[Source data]
:::
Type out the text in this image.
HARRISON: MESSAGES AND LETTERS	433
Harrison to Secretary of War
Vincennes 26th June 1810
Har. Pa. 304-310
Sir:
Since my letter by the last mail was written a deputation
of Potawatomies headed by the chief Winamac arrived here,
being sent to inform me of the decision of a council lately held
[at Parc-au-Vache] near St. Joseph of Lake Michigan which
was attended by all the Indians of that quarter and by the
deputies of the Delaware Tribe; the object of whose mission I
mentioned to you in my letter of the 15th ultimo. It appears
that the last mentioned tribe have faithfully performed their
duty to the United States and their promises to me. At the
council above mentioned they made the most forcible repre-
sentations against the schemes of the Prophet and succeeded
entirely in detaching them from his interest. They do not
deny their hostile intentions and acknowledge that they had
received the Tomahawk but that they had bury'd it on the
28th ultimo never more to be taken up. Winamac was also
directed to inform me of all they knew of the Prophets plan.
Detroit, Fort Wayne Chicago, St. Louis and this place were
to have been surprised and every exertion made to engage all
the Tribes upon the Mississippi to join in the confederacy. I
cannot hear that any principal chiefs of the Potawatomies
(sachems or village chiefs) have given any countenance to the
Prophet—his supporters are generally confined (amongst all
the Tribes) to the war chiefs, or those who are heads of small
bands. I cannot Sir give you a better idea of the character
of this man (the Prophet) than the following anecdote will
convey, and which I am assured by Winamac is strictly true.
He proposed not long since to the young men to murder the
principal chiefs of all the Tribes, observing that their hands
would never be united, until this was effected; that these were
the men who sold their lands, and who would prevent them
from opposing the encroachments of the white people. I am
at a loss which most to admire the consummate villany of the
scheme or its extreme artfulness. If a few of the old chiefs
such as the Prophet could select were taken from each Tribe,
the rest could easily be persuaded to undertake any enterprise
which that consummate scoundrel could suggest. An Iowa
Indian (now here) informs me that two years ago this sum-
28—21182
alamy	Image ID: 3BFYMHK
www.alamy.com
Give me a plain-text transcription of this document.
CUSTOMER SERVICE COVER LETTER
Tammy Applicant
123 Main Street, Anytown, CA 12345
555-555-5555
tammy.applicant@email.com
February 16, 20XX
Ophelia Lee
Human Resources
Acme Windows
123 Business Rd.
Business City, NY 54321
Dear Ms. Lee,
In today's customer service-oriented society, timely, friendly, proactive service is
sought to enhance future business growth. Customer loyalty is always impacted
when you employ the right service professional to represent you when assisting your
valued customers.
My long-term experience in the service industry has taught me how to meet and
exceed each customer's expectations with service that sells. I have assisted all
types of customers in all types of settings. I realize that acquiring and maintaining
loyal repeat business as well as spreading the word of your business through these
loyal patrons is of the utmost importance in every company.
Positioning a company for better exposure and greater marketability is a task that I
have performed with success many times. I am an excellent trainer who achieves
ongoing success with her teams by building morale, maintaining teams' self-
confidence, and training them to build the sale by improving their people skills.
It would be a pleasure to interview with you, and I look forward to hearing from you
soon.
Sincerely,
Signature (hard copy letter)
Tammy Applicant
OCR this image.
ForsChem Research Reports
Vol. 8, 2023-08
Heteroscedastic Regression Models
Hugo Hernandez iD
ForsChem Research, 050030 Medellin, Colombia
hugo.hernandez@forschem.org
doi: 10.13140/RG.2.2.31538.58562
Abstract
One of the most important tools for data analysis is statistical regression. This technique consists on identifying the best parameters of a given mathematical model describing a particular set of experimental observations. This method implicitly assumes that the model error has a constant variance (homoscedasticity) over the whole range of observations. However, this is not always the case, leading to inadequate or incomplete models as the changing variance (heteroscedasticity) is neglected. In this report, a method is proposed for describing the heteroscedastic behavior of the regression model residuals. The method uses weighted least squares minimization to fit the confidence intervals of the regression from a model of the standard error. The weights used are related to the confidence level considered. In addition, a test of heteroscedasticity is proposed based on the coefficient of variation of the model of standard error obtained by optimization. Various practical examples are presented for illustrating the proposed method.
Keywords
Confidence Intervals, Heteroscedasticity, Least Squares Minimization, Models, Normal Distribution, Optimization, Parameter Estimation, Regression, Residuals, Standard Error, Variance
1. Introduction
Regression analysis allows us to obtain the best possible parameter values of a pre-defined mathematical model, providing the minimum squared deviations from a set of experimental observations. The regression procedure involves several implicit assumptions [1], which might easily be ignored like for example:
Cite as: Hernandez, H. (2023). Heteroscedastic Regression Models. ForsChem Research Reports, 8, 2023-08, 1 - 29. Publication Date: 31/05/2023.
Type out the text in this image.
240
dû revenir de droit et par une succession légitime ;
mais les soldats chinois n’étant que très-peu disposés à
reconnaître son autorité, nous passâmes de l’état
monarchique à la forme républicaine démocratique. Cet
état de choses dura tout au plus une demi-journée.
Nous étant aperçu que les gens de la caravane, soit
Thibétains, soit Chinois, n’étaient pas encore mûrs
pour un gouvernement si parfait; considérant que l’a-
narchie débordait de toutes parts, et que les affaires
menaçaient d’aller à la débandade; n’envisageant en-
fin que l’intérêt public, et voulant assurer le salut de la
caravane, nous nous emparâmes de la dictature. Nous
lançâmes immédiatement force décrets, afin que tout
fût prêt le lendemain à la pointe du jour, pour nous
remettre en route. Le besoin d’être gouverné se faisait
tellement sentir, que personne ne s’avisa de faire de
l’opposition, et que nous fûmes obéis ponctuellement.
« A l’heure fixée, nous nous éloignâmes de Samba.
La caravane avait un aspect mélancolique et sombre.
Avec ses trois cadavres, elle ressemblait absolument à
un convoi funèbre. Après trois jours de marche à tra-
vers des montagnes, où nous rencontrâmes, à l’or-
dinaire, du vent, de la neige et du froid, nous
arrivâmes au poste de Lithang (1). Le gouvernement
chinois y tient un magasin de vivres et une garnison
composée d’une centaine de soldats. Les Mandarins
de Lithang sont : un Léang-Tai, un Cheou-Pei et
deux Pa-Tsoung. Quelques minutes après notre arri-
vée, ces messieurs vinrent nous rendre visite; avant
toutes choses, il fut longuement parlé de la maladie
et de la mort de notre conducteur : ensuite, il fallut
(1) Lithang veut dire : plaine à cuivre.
:::
■ What is needed ■
Copy each line of the listing that contains the string "taken".

■ Answer to the task ■
28th ultimo never more to be taken up. Winamac was also
such as the Prophet could select were taken from each Tribe,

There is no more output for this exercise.